**Given task**
Rewrite the records from the start through the line that contains "nav-object-item[interactable]: ysLocalResBinaries <box>0", with "refresh-all-button" changed to "reload-all-button" and nothing else altered.

**Excerpted data**

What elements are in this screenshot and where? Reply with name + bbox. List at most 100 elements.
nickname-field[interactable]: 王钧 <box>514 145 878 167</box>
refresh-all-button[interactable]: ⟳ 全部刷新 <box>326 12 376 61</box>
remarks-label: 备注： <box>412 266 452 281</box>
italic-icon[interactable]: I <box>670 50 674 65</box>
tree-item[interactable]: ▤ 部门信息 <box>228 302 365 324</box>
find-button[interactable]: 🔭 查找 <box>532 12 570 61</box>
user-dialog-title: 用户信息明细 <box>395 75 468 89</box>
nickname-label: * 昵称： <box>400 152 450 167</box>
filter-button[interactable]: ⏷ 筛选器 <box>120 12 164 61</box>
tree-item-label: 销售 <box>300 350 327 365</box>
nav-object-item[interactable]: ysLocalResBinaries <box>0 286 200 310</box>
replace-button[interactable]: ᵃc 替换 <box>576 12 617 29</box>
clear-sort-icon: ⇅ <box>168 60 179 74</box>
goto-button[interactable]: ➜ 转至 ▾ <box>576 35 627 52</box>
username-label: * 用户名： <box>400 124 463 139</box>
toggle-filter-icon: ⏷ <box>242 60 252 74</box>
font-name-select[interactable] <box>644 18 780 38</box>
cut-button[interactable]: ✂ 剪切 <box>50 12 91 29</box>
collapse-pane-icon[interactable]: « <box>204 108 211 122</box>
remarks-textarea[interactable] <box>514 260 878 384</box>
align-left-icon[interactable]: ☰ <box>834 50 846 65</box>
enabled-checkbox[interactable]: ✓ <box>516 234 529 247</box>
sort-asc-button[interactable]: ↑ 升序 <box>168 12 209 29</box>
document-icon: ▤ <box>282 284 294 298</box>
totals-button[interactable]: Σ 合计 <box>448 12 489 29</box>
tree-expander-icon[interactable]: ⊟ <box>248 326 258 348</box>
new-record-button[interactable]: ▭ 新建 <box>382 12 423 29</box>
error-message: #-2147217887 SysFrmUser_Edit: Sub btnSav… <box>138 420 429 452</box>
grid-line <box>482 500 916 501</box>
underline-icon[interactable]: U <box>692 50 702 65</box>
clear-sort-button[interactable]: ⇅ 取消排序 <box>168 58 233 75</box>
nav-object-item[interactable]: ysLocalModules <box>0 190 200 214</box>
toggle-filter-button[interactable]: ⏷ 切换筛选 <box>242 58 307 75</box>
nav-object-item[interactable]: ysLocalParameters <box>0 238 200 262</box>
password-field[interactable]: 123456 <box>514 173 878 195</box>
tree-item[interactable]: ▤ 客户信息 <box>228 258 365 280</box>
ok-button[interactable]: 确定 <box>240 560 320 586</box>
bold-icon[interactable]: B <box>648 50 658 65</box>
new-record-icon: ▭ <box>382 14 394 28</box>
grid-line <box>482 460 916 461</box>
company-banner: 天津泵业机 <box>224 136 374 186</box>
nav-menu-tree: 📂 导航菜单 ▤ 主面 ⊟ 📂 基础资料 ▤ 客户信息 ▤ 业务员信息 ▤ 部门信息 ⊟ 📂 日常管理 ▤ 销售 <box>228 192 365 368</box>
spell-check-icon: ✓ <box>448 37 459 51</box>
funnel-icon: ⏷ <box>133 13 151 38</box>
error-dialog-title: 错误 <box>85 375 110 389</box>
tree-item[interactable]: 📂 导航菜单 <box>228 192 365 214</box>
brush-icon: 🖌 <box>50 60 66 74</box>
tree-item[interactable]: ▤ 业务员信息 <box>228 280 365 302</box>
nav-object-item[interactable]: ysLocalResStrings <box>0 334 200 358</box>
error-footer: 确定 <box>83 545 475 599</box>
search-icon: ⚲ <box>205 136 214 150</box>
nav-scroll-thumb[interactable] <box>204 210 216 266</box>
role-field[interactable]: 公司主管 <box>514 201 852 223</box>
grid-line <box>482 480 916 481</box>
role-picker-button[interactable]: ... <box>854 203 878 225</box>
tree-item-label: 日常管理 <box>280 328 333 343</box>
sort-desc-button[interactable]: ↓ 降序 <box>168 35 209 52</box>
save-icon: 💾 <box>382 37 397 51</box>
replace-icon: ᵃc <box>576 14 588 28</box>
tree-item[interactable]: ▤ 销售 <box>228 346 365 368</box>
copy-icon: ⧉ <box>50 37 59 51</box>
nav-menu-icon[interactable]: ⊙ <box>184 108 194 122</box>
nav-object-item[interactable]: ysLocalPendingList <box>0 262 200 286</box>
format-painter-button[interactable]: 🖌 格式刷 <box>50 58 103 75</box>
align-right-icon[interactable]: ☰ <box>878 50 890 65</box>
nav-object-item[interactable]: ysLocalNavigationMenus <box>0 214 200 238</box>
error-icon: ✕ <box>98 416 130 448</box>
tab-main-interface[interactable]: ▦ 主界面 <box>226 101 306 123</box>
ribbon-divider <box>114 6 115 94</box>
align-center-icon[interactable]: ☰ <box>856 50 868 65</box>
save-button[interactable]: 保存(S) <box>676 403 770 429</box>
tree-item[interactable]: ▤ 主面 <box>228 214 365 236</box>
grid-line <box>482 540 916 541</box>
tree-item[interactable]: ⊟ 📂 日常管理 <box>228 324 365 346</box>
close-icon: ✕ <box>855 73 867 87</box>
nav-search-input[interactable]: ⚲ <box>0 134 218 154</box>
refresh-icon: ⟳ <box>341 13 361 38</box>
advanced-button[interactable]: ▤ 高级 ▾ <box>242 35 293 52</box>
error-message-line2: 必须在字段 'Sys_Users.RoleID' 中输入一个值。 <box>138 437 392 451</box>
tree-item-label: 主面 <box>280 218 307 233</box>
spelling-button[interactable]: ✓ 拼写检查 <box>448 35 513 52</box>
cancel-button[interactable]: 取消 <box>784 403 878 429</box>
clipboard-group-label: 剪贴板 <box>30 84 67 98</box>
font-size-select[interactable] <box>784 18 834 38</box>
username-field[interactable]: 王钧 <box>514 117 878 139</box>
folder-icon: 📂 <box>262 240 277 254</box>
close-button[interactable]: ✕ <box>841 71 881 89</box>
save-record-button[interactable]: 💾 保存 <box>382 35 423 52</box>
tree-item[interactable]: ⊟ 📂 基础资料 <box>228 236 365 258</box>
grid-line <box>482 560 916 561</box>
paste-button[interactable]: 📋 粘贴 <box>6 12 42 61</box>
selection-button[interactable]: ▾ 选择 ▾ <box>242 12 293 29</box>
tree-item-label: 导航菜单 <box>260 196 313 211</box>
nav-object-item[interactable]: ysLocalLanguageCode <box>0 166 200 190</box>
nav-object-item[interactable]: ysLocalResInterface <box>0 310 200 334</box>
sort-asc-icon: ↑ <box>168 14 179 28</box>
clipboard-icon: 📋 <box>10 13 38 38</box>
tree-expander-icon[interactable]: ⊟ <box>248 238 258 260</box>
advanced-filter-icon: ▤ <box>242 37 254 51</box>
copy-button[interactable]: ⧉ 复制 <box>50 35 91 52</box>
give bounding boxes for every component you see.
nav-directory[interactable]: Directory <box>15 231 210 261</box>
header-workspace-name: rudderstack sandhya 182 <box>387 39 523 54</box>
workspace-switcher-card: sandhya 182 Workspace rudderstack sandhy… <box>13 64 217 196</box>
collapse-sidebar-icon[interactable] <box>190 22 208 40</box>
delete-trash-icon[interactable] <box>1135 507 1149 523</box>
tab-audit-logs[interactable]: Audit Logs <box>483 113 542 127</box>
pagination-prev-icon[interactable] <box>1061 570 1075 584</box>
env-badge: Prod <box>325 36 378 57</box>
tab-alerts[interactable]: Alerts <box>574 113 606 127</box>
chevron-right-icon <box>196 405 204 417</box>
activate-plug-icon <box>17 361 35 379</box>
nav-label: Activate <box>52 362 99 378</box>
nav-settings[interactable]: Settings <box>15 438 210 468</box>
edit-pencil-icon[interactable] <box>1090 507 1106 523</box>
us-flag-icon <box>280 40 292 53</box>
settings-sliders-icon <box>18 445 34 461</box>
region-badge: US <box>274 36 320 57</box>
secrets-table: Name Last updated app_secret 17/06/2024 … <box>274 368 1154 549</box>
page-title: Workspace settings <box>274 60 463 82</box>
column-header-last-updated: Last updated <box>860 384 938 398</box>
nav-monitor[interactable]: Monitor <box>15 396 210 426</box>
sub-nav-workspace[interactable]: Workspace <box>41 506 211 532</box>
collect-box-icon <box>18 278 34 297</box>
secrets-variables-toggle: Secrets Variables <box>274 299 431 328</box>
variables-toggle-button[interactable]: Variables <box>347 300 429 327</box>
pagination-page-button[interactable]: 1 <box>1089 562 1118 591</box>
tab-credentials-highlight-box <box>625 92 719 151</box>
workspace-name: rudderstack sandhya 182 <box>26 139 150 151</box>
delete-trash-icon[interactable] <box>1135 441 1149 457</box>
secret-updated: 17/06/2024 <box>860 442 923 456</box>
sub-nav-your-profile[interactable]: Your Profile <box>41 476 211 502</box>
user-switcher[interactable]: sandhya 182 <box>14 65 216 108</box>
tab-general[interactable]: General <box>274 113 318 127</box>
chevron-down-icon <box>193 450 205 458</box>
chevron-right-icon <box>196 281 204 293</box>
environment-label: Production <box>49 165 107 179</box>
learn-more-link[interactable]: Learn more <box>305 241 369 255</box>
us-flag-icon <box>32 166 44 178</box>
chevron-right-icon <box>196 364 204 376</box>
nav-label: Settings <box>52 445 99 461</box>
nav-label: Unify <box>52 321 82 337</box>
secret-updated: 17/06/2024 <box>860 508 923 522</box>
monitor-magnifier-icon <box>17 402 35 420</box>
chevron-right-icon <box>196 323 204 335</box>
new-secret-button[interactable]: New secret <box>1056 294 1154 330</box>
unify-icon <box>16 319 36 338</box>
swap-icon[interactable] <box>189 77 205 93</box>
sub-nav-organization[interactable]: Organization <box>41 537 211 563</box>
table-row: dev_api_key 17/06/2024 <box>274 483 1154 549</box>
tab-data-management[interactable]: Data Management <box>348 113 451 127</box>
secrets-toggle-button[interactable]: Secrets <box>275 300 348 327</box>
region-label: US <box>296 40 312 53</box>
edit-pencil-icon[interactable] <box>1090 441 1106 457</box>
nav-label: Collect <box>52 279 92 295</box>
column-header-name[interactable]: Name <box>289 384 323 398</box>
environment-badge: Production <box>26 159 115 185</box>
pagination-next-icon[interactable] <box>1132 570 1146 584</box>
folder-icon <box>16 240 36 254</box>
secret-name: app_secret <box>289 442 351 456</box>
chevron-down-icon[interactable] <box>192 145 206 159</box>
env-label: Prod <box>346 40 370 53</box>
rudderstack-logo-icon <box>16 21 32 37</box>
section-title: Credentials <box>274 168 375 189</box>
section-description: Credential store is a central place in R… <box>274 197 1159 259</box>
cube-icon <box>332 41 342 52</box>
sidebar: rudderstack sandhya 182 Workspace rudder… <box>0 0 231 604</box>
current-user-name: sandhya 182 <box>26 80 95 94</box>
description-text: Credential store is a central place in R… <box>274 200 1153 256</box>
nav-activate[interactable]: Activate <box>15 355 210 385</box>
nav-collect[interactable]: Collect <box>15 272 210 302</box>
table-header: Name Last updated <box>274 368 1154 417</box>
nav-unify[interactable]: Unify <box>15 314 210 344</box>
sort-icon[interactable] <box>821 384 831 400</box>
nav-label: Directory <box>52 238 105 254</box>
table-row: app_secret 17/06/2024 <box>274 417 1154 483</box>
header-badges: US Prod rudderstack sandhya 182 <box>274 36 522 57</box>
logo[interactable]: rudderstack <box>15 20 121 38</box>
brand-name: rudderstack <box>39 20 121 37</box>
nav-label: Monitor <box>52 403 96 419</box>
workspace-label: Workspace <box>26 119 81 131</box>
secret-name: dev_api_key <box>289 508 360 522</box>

**Solution to the problem**
What elements are in this screenshot and where? Reply with name + bbox. List at most 100 elements.
nickname-field[interactable]: 王钧 <box>514 145 878 167</box>
reload-all-button[interactable]: ⟳ 全部刷新 <box>326 12 376 61</box>
remarks-label: 备注： <box>412 266 452 281</box>
italic-icon[interactable]: I <box>670 50 674 65</box>
tree-item[interactable]: ▤ 部门信息 <box>228 302 365 324</box>
find-button[interactable]: 🔭 查找 <box>532 12 570 61</box>
user-dialog-title: 用户信息明细 <box>395 75 468 89</box>
nickname-label: * 昵称： <box>400 152 450 167</box>
filter-button[interactable]: ⏷ 筛选器 <box>120 12 164 61</box>
tree-item-label: 销售 <box>300 350 327 365</box>
nav-object-item[interactable]: ysLocalResBinaries <box>0 286 200 310</box>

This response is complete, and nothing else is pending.